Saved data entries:
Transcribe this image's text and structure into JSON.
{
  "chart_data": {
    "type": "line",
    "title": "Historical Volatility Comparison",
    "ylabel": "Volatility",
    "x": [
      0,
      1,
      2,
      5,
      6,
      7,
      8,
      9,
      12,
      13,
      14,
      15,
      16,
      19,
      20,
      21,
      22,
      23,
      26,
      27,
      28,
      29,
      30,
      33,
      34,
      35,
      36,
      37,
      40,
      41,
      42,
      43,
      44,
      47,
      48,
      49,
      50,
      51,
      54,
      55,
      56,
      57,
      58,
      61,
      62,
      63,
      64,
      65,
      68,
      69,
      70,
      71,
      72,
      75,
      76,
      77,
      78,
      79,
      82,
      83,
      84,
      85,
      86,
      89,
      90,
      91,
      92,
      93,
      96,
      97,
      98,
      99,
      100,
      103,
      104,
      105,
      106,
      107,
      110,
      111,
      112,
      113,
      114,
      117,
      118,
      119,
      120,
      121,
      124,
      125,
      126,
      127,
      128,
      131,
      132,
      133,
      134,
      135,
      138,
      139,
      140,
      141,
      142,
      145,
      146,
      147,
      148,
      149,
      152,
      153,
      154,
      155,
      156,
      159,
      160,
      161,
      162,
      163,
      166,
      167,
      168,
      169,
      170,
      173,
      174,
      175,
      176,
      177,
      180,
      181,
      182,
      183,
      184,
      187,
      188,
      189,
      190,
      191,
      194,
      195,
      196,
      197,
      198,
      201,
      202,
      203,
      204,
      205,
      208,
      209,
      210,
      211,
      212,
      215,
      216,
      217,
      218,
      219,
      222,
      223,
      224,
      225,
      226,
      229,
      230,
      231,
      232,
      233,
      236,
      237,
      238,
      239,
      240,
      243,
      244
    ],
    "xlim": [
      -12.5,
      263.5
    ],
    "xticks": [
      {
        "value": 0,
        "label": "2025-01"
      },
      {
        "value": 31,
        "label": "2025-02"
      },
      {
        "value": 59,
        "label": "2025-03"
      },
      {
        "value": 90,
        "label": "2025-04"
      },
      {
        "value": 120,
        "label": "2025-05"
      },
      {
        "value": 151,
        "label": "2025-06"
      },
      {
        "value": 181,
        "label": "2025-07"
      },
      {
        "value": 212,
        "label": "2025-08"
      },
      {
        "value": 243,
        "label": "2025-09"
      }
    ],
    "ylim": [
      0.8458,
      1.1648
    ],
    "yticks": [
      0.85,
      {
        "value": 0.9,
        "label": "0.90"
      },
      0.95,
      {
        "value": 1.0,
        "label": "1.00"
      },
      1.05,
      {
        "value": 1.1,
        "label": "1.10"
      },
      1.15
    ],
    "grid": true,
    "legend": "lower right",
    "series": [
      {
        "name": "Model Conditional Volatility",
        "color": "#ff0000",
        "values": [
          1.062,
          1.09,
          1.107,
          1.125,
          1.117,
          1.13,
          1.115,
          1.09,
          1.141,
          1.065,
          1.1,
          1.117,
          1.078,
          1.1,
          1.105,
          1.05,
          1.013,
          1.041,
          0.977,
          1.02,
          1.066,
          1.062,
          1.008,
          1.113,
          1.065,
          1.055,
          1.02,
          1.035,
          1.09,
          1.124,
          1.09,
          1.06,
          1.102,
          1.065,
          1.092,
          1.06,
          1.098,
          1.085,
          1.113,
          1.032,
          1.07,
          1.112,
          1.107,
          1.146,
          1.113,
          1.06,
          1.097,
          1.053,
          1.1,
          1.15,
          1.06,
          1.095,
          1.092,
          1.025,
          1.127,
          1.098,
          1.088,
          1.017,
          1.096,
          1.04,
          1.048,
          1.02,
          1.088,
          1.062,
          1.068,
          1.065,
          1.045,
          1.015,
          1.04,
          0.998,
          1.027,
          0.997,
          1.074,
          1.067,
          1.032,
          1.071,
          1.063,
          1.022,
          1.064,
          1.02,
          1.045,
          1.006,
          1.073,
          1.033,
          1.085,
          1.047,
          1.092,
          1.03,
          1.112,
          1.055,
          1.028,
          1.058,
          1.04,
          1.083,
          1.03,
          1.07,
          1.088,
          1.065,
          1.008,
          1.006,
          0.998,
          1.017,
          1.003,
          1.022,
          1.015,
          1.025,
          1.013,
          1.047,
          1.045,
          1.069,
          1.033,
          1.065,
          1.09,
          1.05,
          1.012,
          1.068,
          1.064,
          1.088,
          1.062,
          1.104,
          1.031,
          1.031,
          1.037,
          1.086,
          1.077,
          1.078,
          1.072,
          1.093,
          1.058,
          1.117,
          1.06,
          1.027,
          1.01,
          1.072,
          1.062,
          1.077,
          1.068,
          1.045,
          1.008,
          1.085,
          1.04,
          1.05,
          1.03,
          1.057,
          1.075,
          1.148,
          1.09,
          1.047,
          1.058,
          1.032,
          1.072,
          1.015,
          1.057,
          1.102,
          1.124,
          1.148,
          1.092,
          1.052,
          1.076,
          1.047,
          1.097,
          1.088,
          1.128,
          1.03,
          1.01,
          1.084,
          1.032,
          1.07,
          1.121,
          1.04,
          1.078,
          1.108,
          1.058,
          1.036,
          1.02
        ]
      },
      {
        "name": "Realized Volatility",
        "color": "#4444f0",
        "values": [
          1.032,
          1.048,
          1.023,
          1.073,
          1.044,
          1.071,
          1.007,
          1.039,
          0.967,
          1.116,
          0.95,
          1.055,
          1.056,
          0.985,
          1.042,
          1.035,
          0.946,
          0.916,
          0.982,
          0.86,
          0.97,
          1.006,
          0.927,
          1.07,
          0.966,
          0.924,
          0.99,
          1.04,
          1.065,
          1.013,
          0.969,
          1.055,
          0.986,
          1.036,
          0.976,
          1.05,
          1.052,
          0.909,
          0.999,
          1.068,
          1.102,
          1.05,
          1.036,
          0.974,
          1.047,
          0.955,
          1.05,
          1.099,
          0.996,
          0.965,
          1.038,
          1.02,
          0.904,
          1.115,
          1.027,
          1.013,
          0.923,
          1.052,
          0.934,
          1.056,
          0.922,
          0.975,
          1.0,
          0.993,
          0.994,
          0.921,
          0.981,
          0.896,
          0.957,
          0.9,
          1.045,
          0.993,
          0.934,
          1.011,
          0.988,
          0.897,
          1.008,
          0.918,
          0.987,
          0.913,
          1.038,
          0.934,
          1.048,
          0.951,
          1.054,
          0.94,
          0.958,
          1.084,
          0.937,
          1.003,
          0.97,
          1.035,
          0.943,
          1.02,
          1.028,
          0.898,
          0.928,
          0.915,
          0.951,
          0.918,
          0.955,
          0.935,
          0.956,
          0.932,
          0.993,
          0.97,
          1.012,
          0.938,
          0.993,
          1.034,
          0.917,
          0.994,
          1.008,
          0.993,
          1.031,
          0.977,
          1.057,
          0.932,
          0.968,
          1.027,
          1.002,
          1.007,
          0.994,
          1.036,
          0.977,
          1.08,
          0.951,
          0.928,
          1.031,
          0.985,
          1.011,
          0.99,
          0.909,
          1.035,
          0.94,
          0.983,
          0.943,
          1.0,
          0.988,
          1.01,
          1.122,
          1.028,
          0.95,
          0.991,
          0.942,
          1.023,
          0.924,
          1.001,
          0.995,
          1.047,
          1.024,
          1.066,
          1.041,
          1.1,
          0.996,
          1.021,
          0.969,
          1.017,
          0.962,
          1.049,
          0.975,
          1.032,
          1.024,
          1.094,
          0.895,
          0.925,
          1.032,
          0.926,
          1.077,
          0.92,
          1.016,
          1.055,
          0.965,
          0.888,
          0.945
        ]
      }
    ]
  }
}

> Exercise objective
Output each record exactly, leaving nothing out.

> Solved exercise
Transcribe this image's text and structure into JSON.
{
  "chart_data": {
    "type": "line",
    "title": "Historical Volatility Comparison",
    "ylabel": "Volatility",
    "x": [
      0,
      1,
      2,
      5,
      6,
      7,
      8,
      9,
      12,
      13,
      14,
      15,
      16,
      19,
      20,
      21,
      22,
      23,
      26,
      27,
      28,
      29,
      30,
      33,
      34,
      35,
      36,
      37,
      40,
      41,
      42,
      43,
      44,
      47,
      48,
      49,
      50,
      51,
      54,
      55,
      56,
      57,
      58,
      61,
      62,
      63,
      64,
      65,
      68,
      69,
      70,
      71,
      72,
      75,
      76,
      77,
      78,
      79,
      82,
      83,
      84,
      85,
      86,
      89,
      90,
      91,
      92,
      93,
      96,
      97,
      98,
      99,
      100,
      103,
      104,
      105,
      106,
      107,
      110,
      111,
      112,
      113,
      114,
      117,
      118,
      119,
      120,
      121,
      124,
      125,
      126,
      127,
      128,
      131,
      132,
      133,
      134,
      135,
      138,
      139,
      140,
      141,
      142,
      145,
      146,
      147,
      148,
      149,
      152,
      153,
      154,
      155,
      156,
      159,
      160,
      161,
      162,
      163,
      166,
      167,
      168,
      169,
      170,
      173,
      174,
      175,
      176,
      177,
      180,
      181,
      182,
      183,
      184,
      187,
      188,
      189,
      190,
      191,
      194,
      195,
      196,
      197,
      198,
      201,
      202,
      203,
      204,
      205,
      208,
      209,
      210,
      211,
      212,
      215,
      216,
      217,
      218,
      219,
      222,
      223,
      224,
      225,
      226,
      229,
      230,
      231,
      232,
      233,
      236,
      237,
      238,
      239,
      240,
      243,
      244
    ],
    "xlim": [
      -12.5,
      263.5
    ],
    "xticks": [
      {
        "value": 0,
        "label": "2025-01"
      },
      {
        "value": 31,
        "label": "2025-02"
      },
      {
        "value": 59,
        "label": "2025-03"
      },
      {
        "value": 90,
        "label": "2025-04"
      },
      {
        "value": 120,
        "label": "2025-05"
      },
      {
        "value": 151,
        "label": "2025-06"
      },
      {
        "value": 181,
        "label": "2025-07"
      },
      {
        "value": 212,
        "label": "2025-08"
      },
      {
        "value": 243,
        "label": "2025-09"
      }
    ],
    "ylim": [
      0.8458,
      1.1648
    ],
    "yticks": [
      0.85,
      {
        "value": 0.9,
        "label": "0.90"
      },
      0.95,
      {
        "value": 1.0,
        "label": "1.00"
      },
      1.05,
      {
        "value": 1.1,
        "label": "1.10"
      },
      1.15
    ],
    "grid": true,
    "legend": "lower right",
    "series": [
      {
        "name": "Model Conditional Volatility",
        "color": "#ff0000",
        "values": [
          1.062,
          1.09,
          1.107,
          1.125,
          1.117,
          1.13,
          1.115,
          1.09,
          1.141,
          1.065,
          1.1,
          1.117,
          1.078,
          1.1,
          1.105,
          1.05,
          1.013,
          1.041,
          0.977,
          1.02,
          1.066,
          1.062,
          1.008,
          1.113,
          1.065,
          1.055,
          1.02,
          1.035,
          1.09,
          1.124,
          1.09,
          1.06,
          1.102,
          1.065,
          1.092,
          1.06,
          1.098,
          1.085,
          1.113,
          1.032,
          1.07,
          1.112,
          1.107,
          1.146,
          1.113,
          1.06,
          1.097,
          1.053,
          1.1,
          1.15,
          1.06,
          1.095,
          1.092,
          1.025,
          1.127,
          1.098,
          1.088,
          1.017,
          1.096,
          1.04,
          1.048,
          1.02,
          1.088,
          1.062,
          1.068,
          1.065,
          1.045,
          1.015,
          1.04,
          0.998,
          1.027,
          0.997,
          1.074,
          1.067,
          1.032,
          1.071,
          1.063,
          1.022,
          1.064,
          1.02,
          1.045,
          1.006,
          1.073,
          1.033,
          1.085,
          1.047,
          1.092,
          1.03,
          1.112,
          1.055,
          1.028,
          1.058,
          1.04,
          1.083,
          1.03,
          1.07,
          1.088,
          1.065,
          1.008,
          1.006,
          0.998,
          1.017,
          1.003,
          1.022,
          1.015,
          1.025,
          1.013,
          1.047,
          1.045,
          1.069,
          1.033,
          1.065,
          1.09,
          1.05,
          1.012,
          1.068,
          1.064,
          1.088,
          1.062,
          1.104,
          1.031,
          1.031,
          1.037,
          1.086,
          1.077,
          1.078,
          1.072,
          1.093,
          1.058,
          1.117,
          1.06,
          1.027,
          1.01,
          1.072,
          1.062,
          1.077,
          1.068,
          1.045,
          1.008,
          1.085,
          1.04,
          1.05,
          1.03,
          1.057,
          1.075,
          1.148,
          1.09,
          1.047,
          1.058,
          1.032,
          1.072,
          1.015,
          1.057,
          1.102,
          1.124,
          1.148,
          1.092,
          1.052,
          1.076,
          1.047,
          1.097,
          1.088,
          1.128,
          1.03,
          1.01,
          1.084,
          1.032,
          1.07,
          1.121,
          1.04,
          1.078,
          1.108,
          1.058,
          1.036,
          1.02
        ]
      },
      {
        "name": "Realized Volatility",
        "color": "#4444f0",
        "values": [
          1.032,
          1.048,
          1.023,
          1.073,
          1.044,
          1.071,
          1.007,
          1.039,
          0.967,
          1.116,
          0.95,
          1.055,
          1.056,
          0.985,
          1.042,
          1.035,
          0.946,
          0.916,
          0.982,
          0.86,
          0.97,
          1.006,
          0.927,
          1.07,
          0.966,
          0.924,
          0.99,
          1.04,
          1.065,
          1.013,
          0.969,
          1.055,
          0.986,
          1.036,
          0.976,
          1.05,
          1.052,
          0.909,
          0.999,
          1.068,
          1.102,
          1.05,
          1.036,
          0.974,
          1.047,
          0.955,
          1.05,
          1.099,
          0.996,
          0.965,
          1.038,
          1.02,
          0.904,
          1.115,
          1.027,
          1.013,
          0.923,
          1.052,
          0.934,
          1.056,
          0.922,
          0.975,
          1.0,
          0.993,
          0.994,
          0.921,
          0.981,
          0.896,
          0.957,
          0.9,
          1.045,
          0.993,
          0.934,
          1.011,
          0.988,
          0.897,
          1.008,
          0.918,
          0.987,
          0.913,
          1.038,
          0.934,
          1.048,
          0.951,
          1.054,
          0.94,
          0.958,
          1.084,
          0.937,
          1.003,
          0.97,
          1.035,
          0.943,
          1.02,
          1.028,
          0.898,
          0.928,
          0.915,
          0.951,
          0.918,
          0.955,
          0.935,
          0.956,
          0.932,
          0.993,
          0.97,
          1.012,
          0.938,
          0.993,
          1.034,
          0.917,
          0.994,
          1.008,
          0.993,
          1.031,
          0.977,
          1.057,
          0.932,
          0.968,
          1.027,
          1.002,
          1.007,
          0.994,
          1.036,
          0.977,
          1.08,
          0.951,
          0.928,
          1.031,
          0.985,
          1.011,
          0.99,
          0.909,
          1.035,
          0.94,
          0.983,
          0.943,
          1.0,
          0.988,
          1.01,
          1.122,
          1.028,
          0.95,
          0.991,
          0.942,
          1.023,
          0.924,
          1.001,
          0.995,
          1.047,
          1.024,
          1.066,
          1.041,
          1.1,
          0.996,
          1.021,
          0.969,
          1.017,
          0.962,
          1.049,
          0.975,
          1.032,
          1.024,
          1.094,
          0.895,
          0.925,
          1.032,
          0.926,
          1.077,
          0.92,
          1.016,
          1.055,
          0.965,
          0.888,
          0.945
        ]
      }
    ]
  }
}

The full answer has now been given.